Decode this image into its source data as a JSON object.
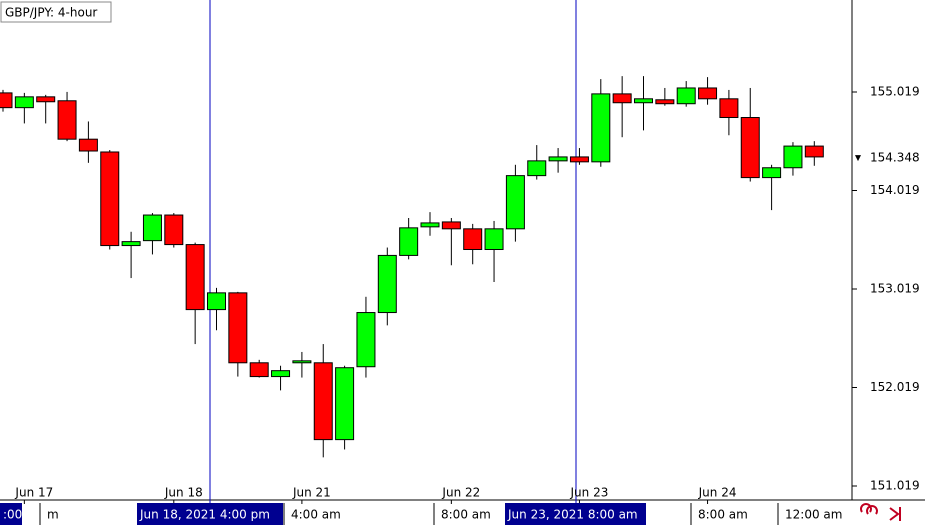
{
  "chart_data": {
    "type": "candlestick",
    "title": "GBP/JPY: 4-hour",
    "categories": [
      null,
      "Jun 17",
      null,
      null,
      null,
      null,
      null,
      null,
      "Jun 18",
      null,
      null,
      null,
      null,
      null,
      "Jun 21",
      null,
      null,
      null,
      null,
      null,
      null,
      "Jun 22",
      null,
      null,
      null,
      null,
      null,
      "Jun 23",
      null,
      null,
      null,
      null,
      null,
      "Jun 24",
      null,
      null,
      null,
      null,
      null
    ],
    "open": [
      155.01,
      154.86,
      154.97,
      154.93,
      154.54,
      154.41,
      153.46,
      153.51,
      153.77,
      153.47,
      152.81,
      152.98,
      152.27,
      152.13,
      152.27,
      152.27,
      151.49,
      152.23,
      152.78,
      153.36,
      153.65,
      153.7,
      153.63,
      153.42,
      153.63,
      154.17,
      154.32,
      154.36,
      154.31,
      155.0,
      154.91,
      154.94,
      154.9,
      155.06,
      154.95,
      154.76,
      154.15,
      154.25,
      154.47
    ],
    "high": [
      155.04,
      155.01,
      154.99,
      155.02,
      154.72,
      154.43,
      153.6,
      153.79,
      153.79,
      153.49,
      153.03,
      152.99,
      152.3,
      152.24,
      152.38,
      152.46,
      152.24,
      152.94,
      153.44,
      153.74,
      153.8,
      153.74,
      153.68,
      153.71,
      154.28,
      154.48,
      154.45,
      154.45,
      155.15,
      155.18,
      155.18,
      155.06,
      155.13,
      155.17,
      155.04,
      155.06,
      154.28,
      154.51,
      154.52
    ],
    "low": [
      154.82,
      154.7,
      154.7,
      154.52,
      154.3,
      153.42,
      153.13,
      153.37,
      153.44,
      152.46,
      152.6,
      152.13,
      152.12,
      151.99,
      152.12,
      151.31,
      151.39,
      152.12,
      152.65,
      153.32,
      153.56,
      153.26,
      153.27,
      153.09,
      153.5,
      154.13,
      154.2,
      154.28,
      154.26,
      154.56,
      154.63,
      154.88,
      154.87,
      154.89,
      154.58,
      154.11,
      153.82,
      154.17,
      154.27
    ],
    "close": [
      154.86,
      154.97,
      154.92,
      154.54,
      154.42,
      153.46,
      153.5,
      153.77,
      153.47,
      152.81,
      152.98,
      152.27,
      152.13,
      152.19,
      152.29,
      151.49,
      152.22,
      152.78,
      153.36,
      153.64,
      153.69,
      153.63,
      153.42,
      153.63,
      154.17,
      154.32,
      154.36,
      154.31,
      155.0,
      154.91,
      154.95,
      154.9,
      155.06,
      154.95,
      154.76,
      154.15,
      154.25,
      154.47,
      154.36
    ],
    "up_color": "#00ff00",
    "down_color": "#ff0000",
    "ylim": [
      150.877,
      155.953
    ],
    "yticks": [
      151.019,
      152.019,
      153.019,
      154.019,
      155.019
    ],
    "last_price": 154.348,
    "time_bar": [
      ":00",
      "m",
      "Jun 18, 2021 4:00 pm",
      "4:00 am",
      "8:00 am",
      "Jun 23, 2021 8:00 am",
      "8:00 am",
      "12:00 am"
    ]
  }
}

====

■ PROBLEM
Omit the pictures, then quote the rest of the material above exactly.

■ EXPECTED ANSWER
Decode this image into its source data as a JSON object.
{
  "chart_data": {
    "type": "candlestick",
    "title": "GBP/JPY: 4-hour",
    "categories": [
      null,
      "Jun 17",
      null,
      null,
      null,
      null,
      null,
      null,
      "Jun 18",
      null,
      null,
      null,
      null,
      null,
      "Jun 21",
      null,
      null,
      null,
      null,
      null,
      null,
      "Jun 22",
      null,
      null,
      null,
      null,
      null,
      "Jun 23",
      null,
      null,
      null,
      null,
      null,
      "Jun 24",
      null,
      null,
      null,
      null,
      null
    ],
    "open": [
      155.01,
      154.86,
      154.97,
      154.93,
      154.54,
      154.41,
      153.46,
      153.51,
      153.77,
      153.47,
      152.81,
      152.98,
      152.27,
      152.13,
      152.27,
      152.27,
      151.49,
      152.23,
      152.78,
      153.36,
      153.65,
      153.7,
      153.63,
      153.42,
      153.63,
      154.17,
      154.32,
      154.36,
      154.31,
      155.0,
      154.91,
      154.94,
      154.9,
      155.06,
      154.95,
      154.76,
      154.15,
      154.25,
      154.47
    ],
    "high": [
      155.04,
      155.01,
      154.99,
      155.02,
      154.72,
      154.43,
      153.6,
      153.79,
      153.79,
      153.49,
      153.03,
      152.99,
      152.3,
      152.24,
      152.38,
      152.46,
      152.24,
      152.94,
      153.44,
      153.74,
      153.8,
      153.74,
      153.68,
      153.71,
      154.28,
      154.48,
      154.45,
      154.45,
      155.15,
      155.18,
      155.18,
      155.06,
      155.13,
      155.17,
      155.04,
      155.06,
      154.28,
      154.51,
      154.52
    ],
    "low": [
      154.82,
      154.7,
      154.7,
      154.52,
      154.3,
      153.42,
      153.13,
      153.37,
      153.44,
      152.46,
      152.6,
      152.13,
      152.12,
      151.99,
      152.12,
      151.31,
      151.39,
      152.12,
      152.65,
      153.32,
      153.56,
      153.26,
      153.27,
      153.09,
      153.5,
      154.13,
      154.2,
      154.28,
      154.26,
      154.56,
      154.63,
      154.88,
      154.87,
      154.89,
      154.58,
      154.11,
      153.82,
      154.17,
      154.27
    ],
    "close": [
      154.86,
      154.97,
      154.92,
      154.54,
      154.42,
      153.46,
      153.5,
      153.77,
      153.47,
      152.81,
      152.98,
      152.27,
      152.13,
      152.19,
      152.29,
      151.49,
      152.22,
      152.78,
      153.36,
      153.64,
      153.69,
      153.63,
      153.42,
      153.63,
      154.17,
      154.32,
      154.36,
      154.31,
      155.0,
      154.91,
      154.95,
      154.9,
      155.06,
      154.95,
      154.76,
      154.15,
      154.25,
      154.47,
      154.36
    ],
    "up_color": "#00ff00",
    "down_color": "#ff0000",
    "ylim": [
      150.877,
      155.953
    ],
    "yticks": [
      151.019,
      152.019,
      153.019,
      154.019,
      155.019
    ],
    "last_price": 154.348,
    "time_bar": [
      ":00",
      "m",
      "Jun 18, 2021 4:00 pm",
      "4:00 am",
      "8:00 am",
      "Jun 23, 2021 8:00 am",
      "8:00 am",
      "12:00 am"
    ]
  }
}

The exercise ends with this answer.